• **Task objective**:
From the listing, collect all lines containing the word "installed".

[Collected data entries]
+++
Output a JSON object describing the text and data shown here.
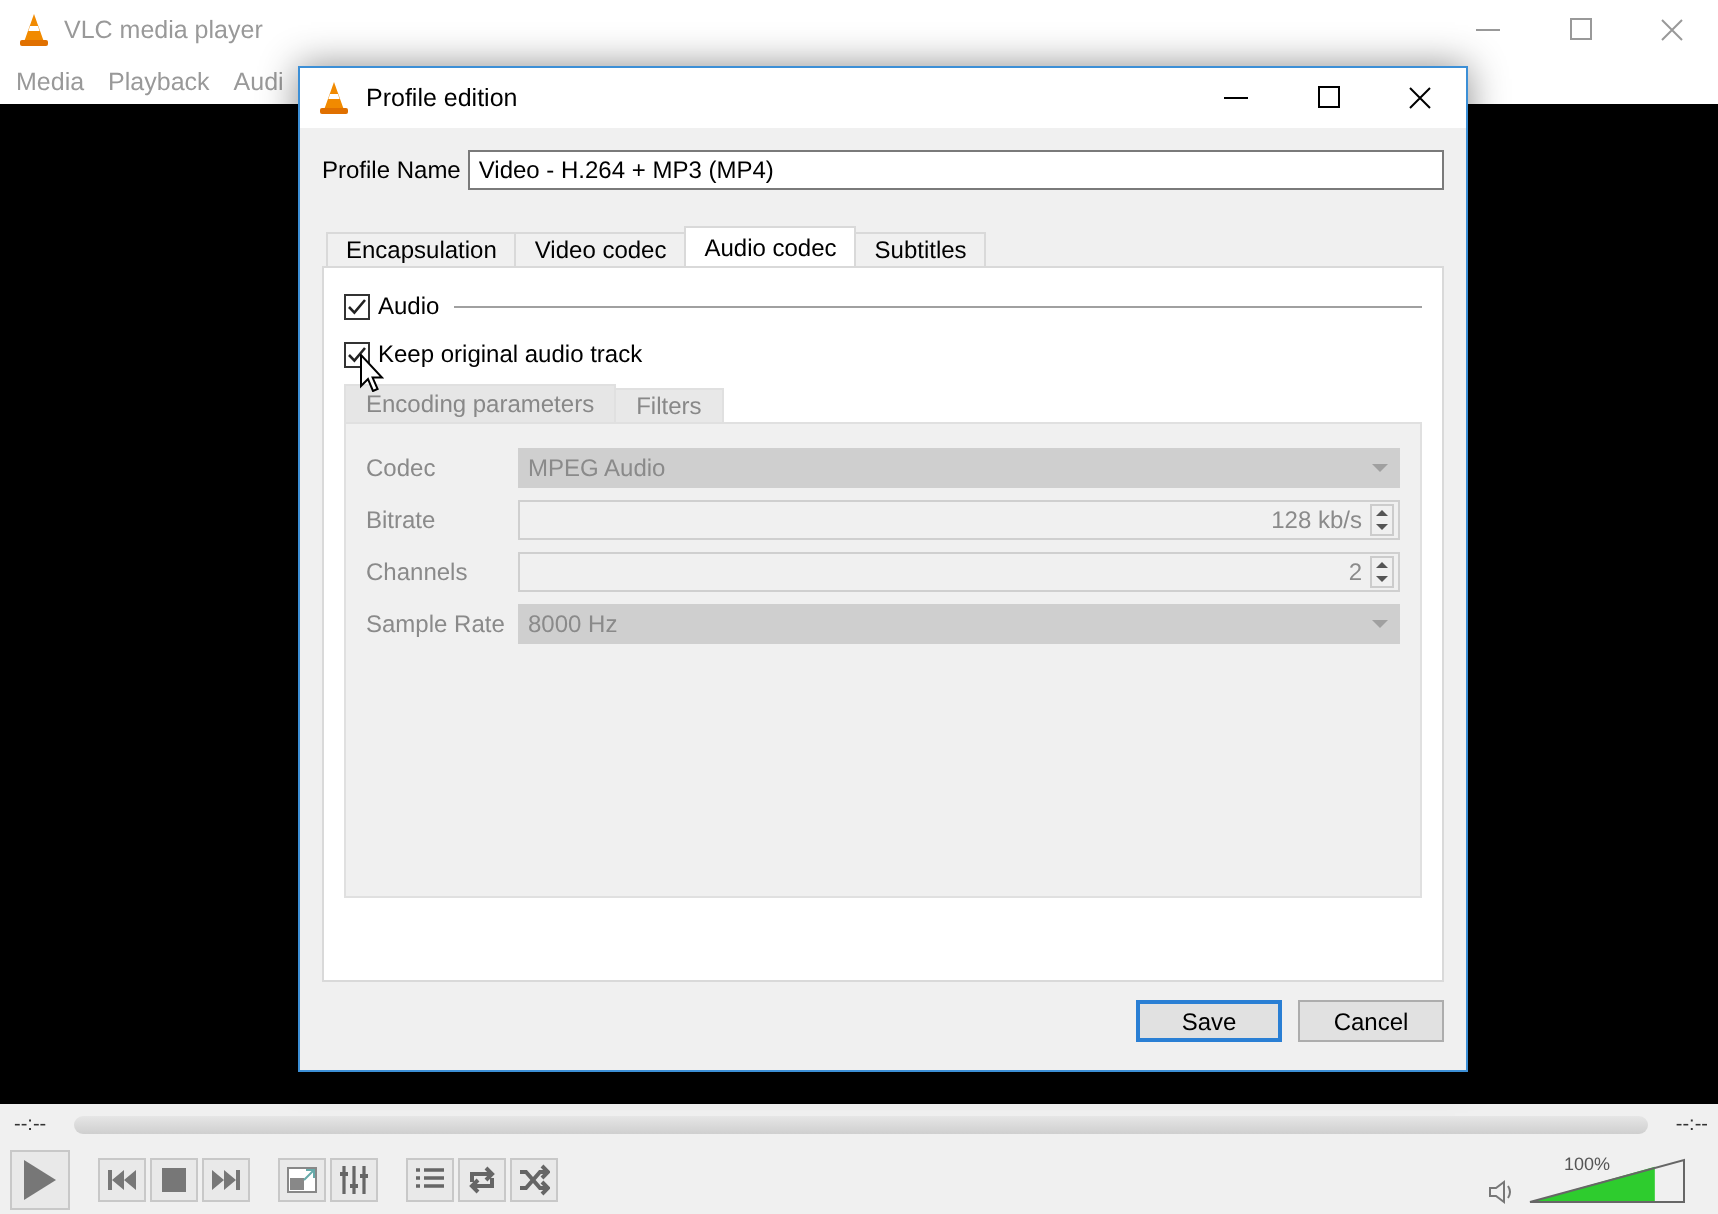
{
  "main_window": {
    "title": "VLC media player",
    "menu": [
      "Media",
      "Playback",
      "Audi"
    ]
  },
  "dialog": {
    "title": "Profile edition",
    "profile_name": {
      "label": "Profile Name",
      "value": "Video - H.264 + MP3 (MP4)"
    },
    "tabs": [
      {
        "label": "Encapsulation",
        "selected": false
      },
      {
        "label": "Video codec",
        "selected": false
      },
      {
        "label": "Audio codec",
        "selected": true
      },
      {
        "label": "Subtitles",
        "selected": false
      }
    ],
    "audio": {
      "label": "Audio",
      "checked": true
    },
    "keep_original": {
      "label": "Keep original audio track",
      "checked": true
    },
    "sub_tabs": [
      {
        "label": "Encoding parameters",
        "selected": true
      },
      {
        "label": "Filters",
        "selected": false
      }
    ],
    "fields": [
      {
        "label": "Codec",
        "kind": "combo",
        "value": "MPEG Audio",
        "disabled": true
      },
      {
        "label": "Bitrate",
        "kind": "spin",
        "value": "128 kb/s",
        "disabled": true
      },
      {
        "label": "Channels",
        "kind": "spin",
        "value": "2",
        "disabled": true
      },
      {
        "label": "Sample Rate",
        "kind": "combo",
        "value": "8000 Hz",
        "disabled": true
      }
    ],
    "buttons": [
      {
        "label": "Save",
        "default": true
      },
      {
        "label": "Cancel",
        "default": false
      }
    ]
  },
  "player": {
    "elapsed": "--:--",
    "remaining": "--:--",
    "controls": [
      {
        "kind": "play"
      },
      {
        "kind": "previous"
      },
      {
        "kind": "stop"
      },
      {
        "kind": "next"
      },
      {
        "kind": "fullscreen"
      },
      {
        "kind": "extended"
      },
      {
        "kind": "playlist"
      },
      {
        "kind": "loop"
      },
      {
        "kind": "random"
      }
    ],
    "volume": {
      "reading": "100%",
      "level": 0.8
    }
  }
}
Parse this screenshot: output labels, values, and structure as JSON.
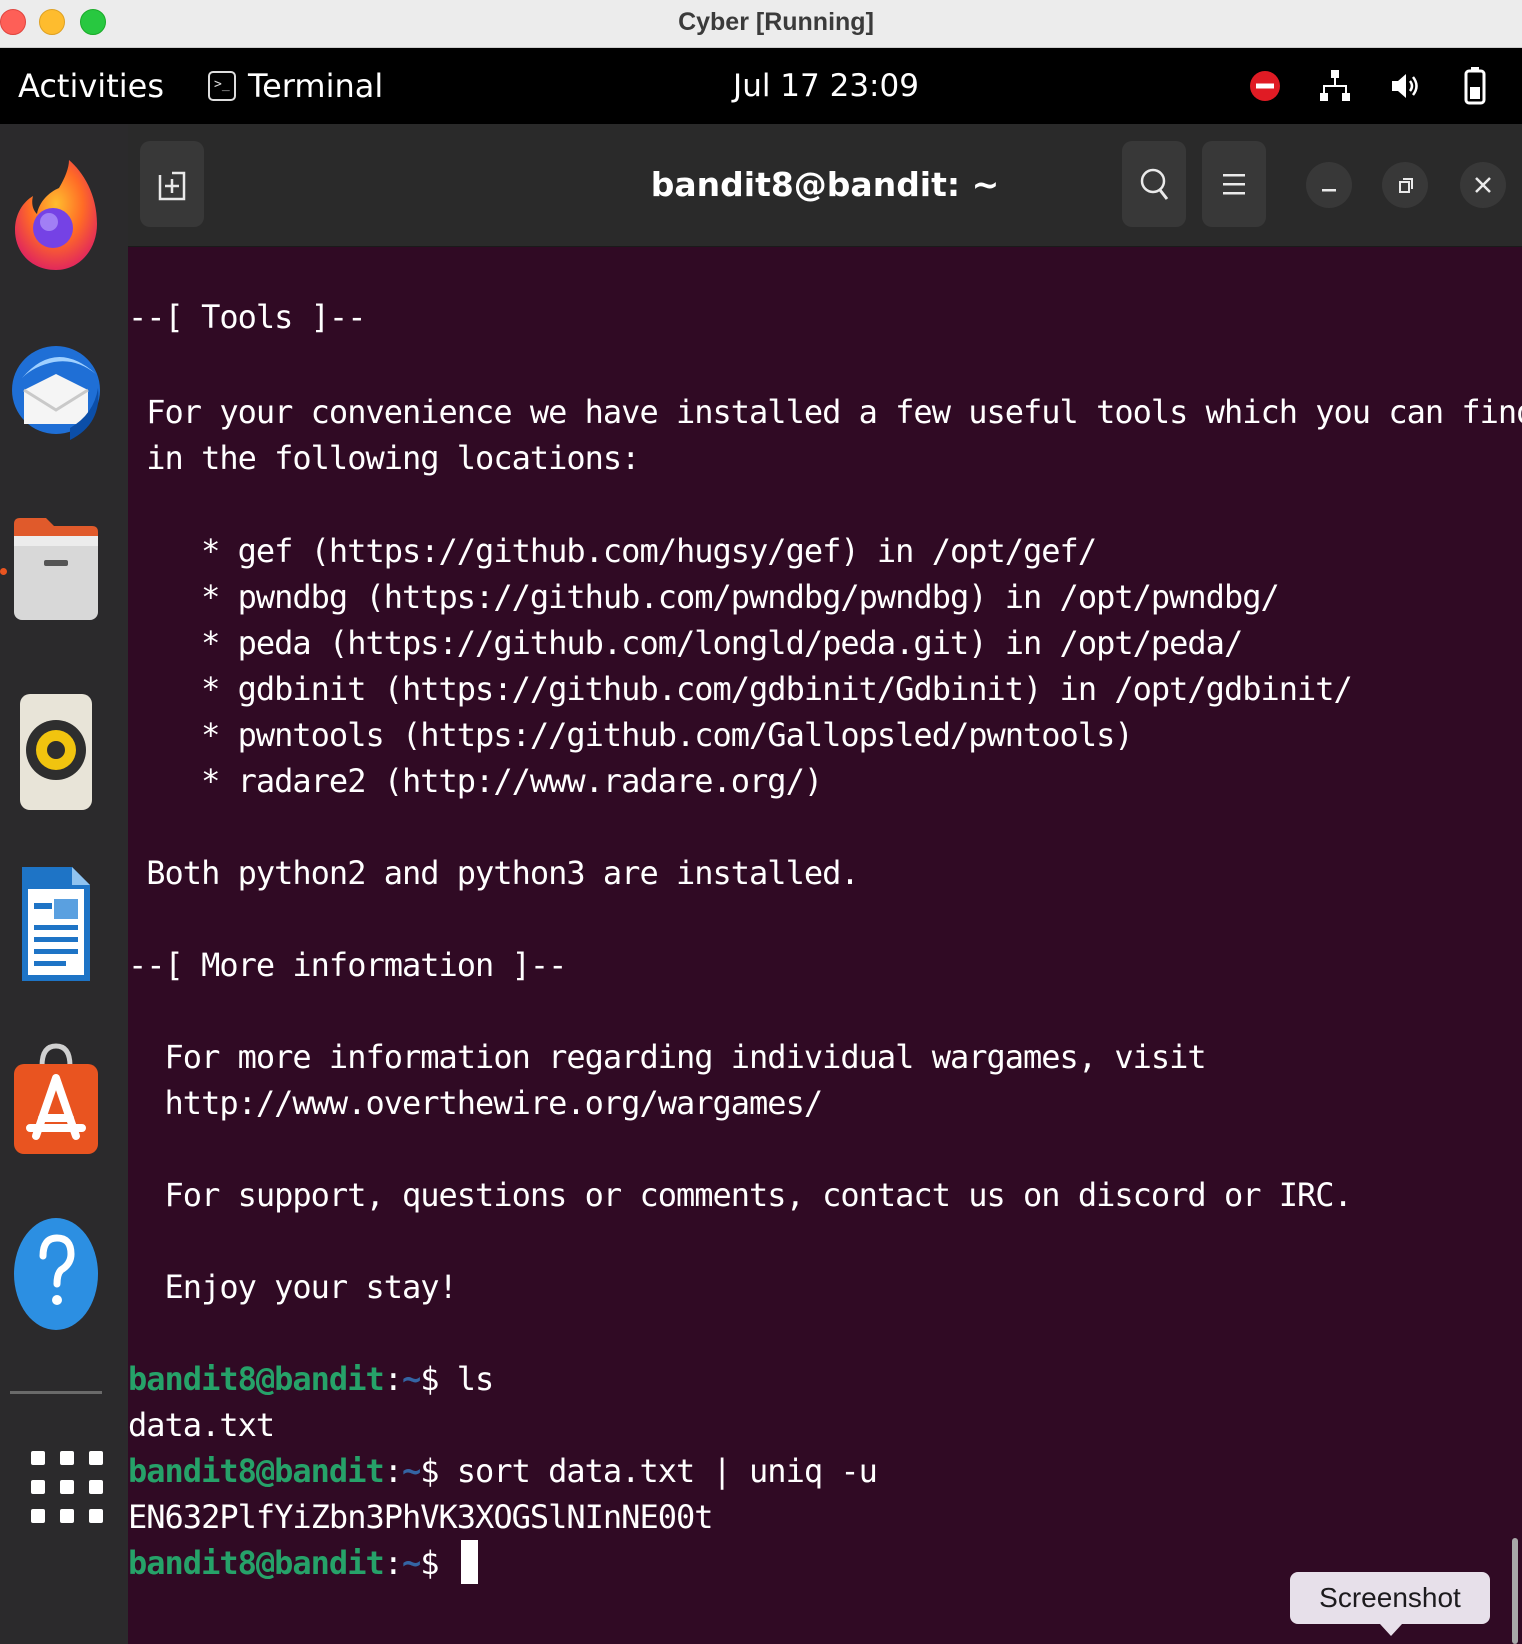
{
  "mac_window": {
    "title": "Cyber [Running]"
  },
  "topbar": {
    "activities": "Activities",
    "app_menu": "Terminal",
    "clock": "Jul 17  23:09",
    "tray_icons": [
      "do-not-disturb-icon",
      "network-icon",
      "volume-icon",
      "battery-icon"
    ]
  },
  "dock": {
    "apps": [
      "Firefox",
      "Thunderbird",
      "Files",
      "Rhythmbox",
      "LibreOffice Writer",
      "Ubuntu Software",
      "Help"
    ],
    "show_apps_icon": "app-grid-icon"
  },
  "terminal": {
    "title": "bandit8@bandit: ~",
    "colors": {
      "background": "#300a24",
      "user": "#26a269",
      "path": "#3465a4",
      "text": "#ffffff"
    },
    "lines": [
      "--[ Tools ]--",
      " For your convenience we have installed a few useful tools which you can find",
      " in the following locations:",
      "    * gef (https://github.com/hugsy/gef) in /opt/gef/",
      "    * pwndbg (https://github.com/pwndbg/pwndbg) in /opt/pwndbg/",
      "    * peda (https://github.com/longld/peda.git) in /opt/peda/",
      "    * gdbinit (https://github.com/gdbinit/Gdbinit) in /opt/gdbinit/",
      "    * pwntools (https://github.com/Gallopsled/pwntools)",
      "    * radare2 (http://www.radare.org/)",
      " Both python2 and python3 are installed.",
      "--[ More information ]--",
      "  For more information regarding individual wargames, visit",
      "  http://www.overthewire.org/wargames/",
      "  For support, questions or comments, contact us on discord or IRC.",
      "  Enjoy your stay!"
    ],
    "prompt_user": "bandit8@bandit",
    "prompt_sep": ":",
    "prompt_path": "~",
    "prompt_symbol": "$ ",
    "commands": [
      "ls",
      "sort data.txt | uniq -u"
    ],
    "outputs": [
      "data.txt",
      "EN632PlfYiZbn3PhVK3XOGSlNInNE00t"
    ]
  },
  "tooltip": {
    "label": "Screenshot"
  }
}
+++
• **Full response**:
      " For your convenience we have installed a few useful tools which you can find",
      " Both python2 and python3 are installed.",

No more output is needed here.